* _Task_: Write out the entries below once more, exactly.

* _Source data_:
** start **

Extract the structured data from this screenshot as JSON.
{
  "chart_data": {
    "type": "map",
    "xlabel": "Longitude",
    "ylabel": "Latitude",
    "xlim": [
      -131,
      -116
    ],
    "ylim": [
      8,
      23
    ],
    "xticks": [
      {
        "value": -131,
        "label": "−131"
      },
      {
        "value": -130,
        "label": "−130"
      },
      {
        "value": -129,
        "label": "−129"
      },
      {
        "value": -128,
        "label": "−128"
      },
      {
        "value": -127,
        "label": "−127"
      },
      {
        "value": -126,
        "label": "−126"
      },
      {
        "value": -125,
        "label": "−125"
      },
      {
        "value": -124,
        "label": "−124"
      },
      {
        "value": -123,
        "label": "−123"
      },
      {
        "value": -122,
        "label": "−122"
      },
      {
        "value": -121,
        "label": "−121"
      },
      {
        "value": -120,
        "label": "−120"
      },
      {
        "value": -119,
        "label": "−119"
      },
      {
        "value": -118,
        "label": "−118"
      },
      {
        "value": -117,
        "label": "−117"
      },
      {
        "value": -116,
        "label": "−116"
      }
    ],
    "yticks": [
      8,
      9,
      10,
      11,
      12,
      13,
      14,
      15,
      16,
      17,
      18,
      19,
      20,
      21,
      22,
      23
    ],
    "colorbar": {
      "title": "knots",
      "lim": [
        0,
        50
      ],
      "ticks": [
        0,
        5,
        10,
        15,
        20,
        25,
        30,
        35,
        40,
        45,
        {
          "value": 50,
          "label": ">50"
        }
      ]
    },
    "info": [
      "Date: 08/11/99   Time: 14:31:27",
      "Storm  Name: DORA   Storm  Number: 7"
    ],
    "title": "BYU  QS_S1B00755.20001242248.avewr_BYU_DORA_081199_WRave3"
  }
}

** end **

* _Exercise response_:
Extract the structured data from this screenshot as JSON.
{
  "chart_data": {
    "type": "map",
    "xlabel": "Longitude",
    "ylabel": "Latitude",
    "xlim": [
      -131,
      -116
    ],
    "ylim": [
      8,
      23
    ],
    "xticks": [
      {
        "value": -131,
        "label": "−131"
      },
      {
        "value": -130,
        "label": "−130"
      },
      {
        "value": -129,
        "label": "−129"
      },
      {
        "value": -128,
        "label": "−128"
      },
      {
        "value": -127,
        "label": "−127"
      },
      {
        "value": -126,
        "label": "−126"
      },
      {
        "value": -125,
        "label": "−125"
      },
      {
        "value": -124,
        "label": "−124"
      },
      {
        "value": -123,
        "label": "−123"
      },
      {
        "value": -122,
        "label": "−122"
      },
      {
        "value": -121,
        "label": "−121"
      },
      {
        "value": -120,
        "label": "−120"
      },
      {
        "value": -119,
        "label": "−119"
      },
      {
        "value": -118,
        "label": "−118"
      },
      {
        "value": -117,
        "label": "−117"
      },
      {
        "value": -116,
        "label": "−116"
      }
    ],
    "yticks": [
      8,
      9,
      10,
      11,
      12,
      13,
      14,
      15,
      16,
      17,
      18,
      19,
      20,
      21,
      22,
      23
    ],
    "colorbar": {
      "title": "knots",
      "lim": [
        0,
        50
      ],
      "ticks": [
        0,
        5,
        10,
        15,
        20,
        25,
        30,
        35,
        40,
        45,
        {
          "value": 50,
          "label": ">50"
        }
      ]
    },
    "info": [
      "Date: 08/11/99   Time: 14:31:27",
      "Storm  Name: DORA   Storm  Number: 7"
    ],
    "title": "BYU  QS_S1B00755.20001242248.avewr_BYU_DORA_081199_WRave3"
  }
}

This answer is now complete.